* _Task goal_: Extract the complete data exactly as given.

* _Listed records_:
== == ==
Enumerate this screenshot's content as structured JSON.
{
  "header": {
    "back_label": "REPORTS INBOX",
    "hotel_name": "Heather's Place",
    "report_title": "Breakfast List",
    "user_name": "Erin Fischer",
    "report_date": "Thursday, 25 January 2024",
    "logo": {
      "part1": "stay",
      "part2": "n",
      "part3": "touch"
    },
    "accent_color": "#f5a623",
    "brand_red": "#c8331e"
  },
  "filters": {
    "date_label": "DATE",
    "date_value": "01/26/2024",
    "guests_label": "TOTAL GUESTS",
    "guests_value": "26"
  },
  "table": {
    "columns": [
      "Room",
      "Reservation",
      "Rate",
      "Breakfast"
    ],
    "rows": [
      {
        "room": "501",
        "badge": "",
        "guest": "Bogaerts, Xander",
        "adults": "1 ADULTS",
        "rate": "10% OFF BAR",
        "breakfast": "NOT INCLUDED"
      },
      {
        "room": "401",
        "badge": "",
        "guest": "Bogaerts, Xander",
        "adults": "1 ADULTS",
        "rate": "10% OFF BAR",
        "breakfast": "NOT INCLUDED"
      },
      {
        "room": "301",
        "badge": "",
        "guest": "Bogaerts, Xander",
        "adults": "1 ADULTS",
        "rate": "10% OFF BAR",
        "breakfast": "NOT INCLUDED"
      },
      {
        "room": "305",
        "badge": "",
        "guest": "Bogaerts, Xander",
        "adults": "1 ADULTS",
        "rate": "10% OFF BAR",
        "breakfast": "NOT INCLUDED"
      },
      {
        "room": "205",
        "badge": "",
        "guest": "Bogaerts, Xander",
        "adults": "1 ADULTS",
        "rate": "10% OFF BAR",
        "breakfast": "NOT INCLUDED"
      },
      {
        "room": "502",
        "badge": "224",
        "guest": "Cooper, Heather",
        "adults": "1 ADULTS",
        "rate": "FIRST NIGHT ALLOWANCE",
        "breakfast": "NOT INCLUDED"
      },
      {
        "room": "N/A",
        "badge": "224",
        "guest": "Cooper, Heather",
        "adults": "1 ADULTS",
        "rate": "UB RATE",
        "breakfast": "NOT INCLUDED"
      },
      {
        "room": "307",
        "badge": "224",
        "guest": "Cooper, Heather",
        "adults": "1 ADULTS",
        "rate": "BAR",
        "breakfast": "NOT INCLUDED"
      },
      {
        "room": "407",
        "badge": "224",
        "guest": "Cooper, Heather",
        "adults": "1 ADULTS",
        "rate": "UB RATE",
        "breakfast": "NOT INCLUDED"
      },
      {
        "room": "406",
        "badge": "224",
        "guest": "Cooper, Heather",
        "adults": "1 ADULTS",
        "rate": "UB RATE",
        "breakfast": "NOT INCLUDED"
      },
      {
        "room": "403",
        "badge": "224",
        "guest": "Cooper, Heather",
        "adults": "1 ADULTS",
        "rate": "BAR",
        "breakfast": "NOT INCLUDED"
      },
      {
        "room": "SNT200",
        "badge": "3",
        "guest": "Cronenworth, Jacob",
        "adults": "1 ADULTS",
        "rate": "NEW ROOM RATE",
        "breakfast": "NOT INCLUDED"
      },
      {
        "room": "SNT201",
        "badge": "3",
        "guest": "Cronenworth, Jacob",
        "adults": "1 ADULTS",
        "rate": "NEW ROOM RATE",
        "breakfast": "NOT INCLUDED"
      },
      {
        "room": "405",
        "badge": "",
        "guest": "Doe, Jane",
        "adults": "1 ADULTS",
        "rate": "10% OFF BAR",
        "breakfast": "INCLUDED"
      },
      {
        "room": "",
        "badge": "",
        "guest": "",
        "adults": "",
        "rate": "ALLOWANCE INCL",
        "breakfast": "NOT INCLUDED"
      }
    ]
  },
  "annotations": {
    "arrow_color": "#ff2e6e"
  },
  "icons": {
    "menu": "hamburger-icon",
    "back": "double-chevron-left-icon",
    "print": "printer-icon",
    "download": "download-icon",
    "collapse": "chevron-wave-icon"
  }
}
== == ==
* _Reply to the task_:
Enumerate this screenshot's content as structured JSON.
{
  "header": {
    "back_label": "REPORTS INBOX",
    "hotel_name": "Heather's Place",
    "report_title": "Breakfast List",
    "user_name": "Erin Fischer",
    "report_date": "Thursday, 25 January 2024",
    "logo": {
      "part1": "stay",
      "part2": "n",
      "part3": "touch"
    },
    "accent_color": "#f5a623",
    "brand_red": "#c8331e"
  },
  "filters": {
    "date_label": "DATE",
    "date_value": "01/26/2024",
    "guests_label": "TOTAL GUESTS",
    "guests_value": "26"
  },
  "table": {
    "columns": [
      "Room",
      "Reservation",
      "Rate",
      "Breakfast"
    ],
    "rows": [
      {
        "room": "501",
        "badge": "",
        "guest": "Bogaerts, Xander",
        "adults": "1 ADULTS",
        "rate": "10% OFF BAR",
        "breakfast": "NOT INCLUDED"
      },
      {
        "room": "401",
        "badge": "",
        "guest": "Bogaerts, Xander",
        "adults": "1 ADULTS",
        "rate": "10% OFF BAR",
        "breakfast": "NOT INCLUDED"
      },
      {
        "room": "301",
        "badge": "",
        "guest": "Bogaerts, Xander",
        "adults": "1 ADULTS",
        "rate": "10% OFF BAR",
        "breakfast": "NOT INCLUDED"
      },
      {
        "room": "305",
        "badge": "",
        "guest": "Bogaerts, Xander",
        "adults": "1 ADULTS",
        "rate": "10% OFF BAR",
        "breakfast": "NOT INCLUDED"
      },
      {
        "room": "205",
        "badge": "",
        "guest": "Bogaerts, Xander",
        "adults": "1 ADULTS",
        "rate": "10% OFF BAR",
        "breakfast": "NOT INCLUDED"
      },
      {
        "room": "502",
        "badge": "224",
        "guest": "Cooper, Heather",
        "adults": "1 ADULTS",
        "rate": "FIRST NIGHT ALLOWANCE",
        "breakfast": "NOT INCLUDED"
      },
      {
        "room": "N/A",
        "badge": "224",
        "guest": "Cooper, Heather",
        "adults": "1 ADULTS",
        "rate": "UB RATE",
        "breakfast": "NOT INCLUDED"
      },
      {
        "room": "307",
        "badge": "224",
        "guest": "Cooper, Heather",
        "adults": "1 ADULTS",
        "rate": "BAR",
        "breakfast": "NOT INCLUDED"
      },
      {
        "room": "407",
        "badge": "224",
        "guest": "Cooper, Heather",
        "adults": "1 ADULTS",
        "rate": "UB RATE",
        "breakfast": "NOT INCLUDED"
      },
      {
        "room": "406",
        "badge": "224",
        "guest": "Cooper, Heather",
        "adults": "1 ADULTS",
        "rate": "UB RATE",
        "breakfast": "NOT INCLUDED"
      },
      {
        "room": "403",
        "badge": "224",
        "guest": "Cooper, Heather",
        "adults": "1 ADULTS",
        "rate": "BAR",
        "breakfast": "NOT INCLUDED"
      },
      {
        "room": "SNT200",
        "badge": "3",
        "guest": "Cronenworth, Jacob",
        "adults": "1 ADULTS",
        "rate": "NEW ROOM RATE",
        "breakfast": "NOT INCLUDED"
      },
      {
        "room": "SNT201",
        "badge": "3",
        "guest": "Cronenworth, Jacob",
        "adults": "1 ADULTS",
        "rate": "NEW ROOM RATE",
        "breakfast": "NOT INCLUDED"
      },
      {
        "room": "405",
        "badge": "",
        "guest": "Doe, Jane",
        "adults": "1 ADULTS",
        "rate": "10% OFF BAR",
        "breakfast": "INCLUDED"
      },
      {
        "room": "",
        "badge": "",
        "guest": "",
        "adults": "",
        "rate": "ALLOWANCE INCL",
        "breakfast": "NOT INCLUDED"
      }
    ]
  },
  "annotations": {
    "arrow_color": "#ff2e6e"
  },
  "icons": {
    "menu": "hamburger-icon",
    "back": "double-chevron-left-icon",
    "print": "printer-icon",
    "download": "download-icon",
    "collapse": "chevron-wave-icon"
  }
}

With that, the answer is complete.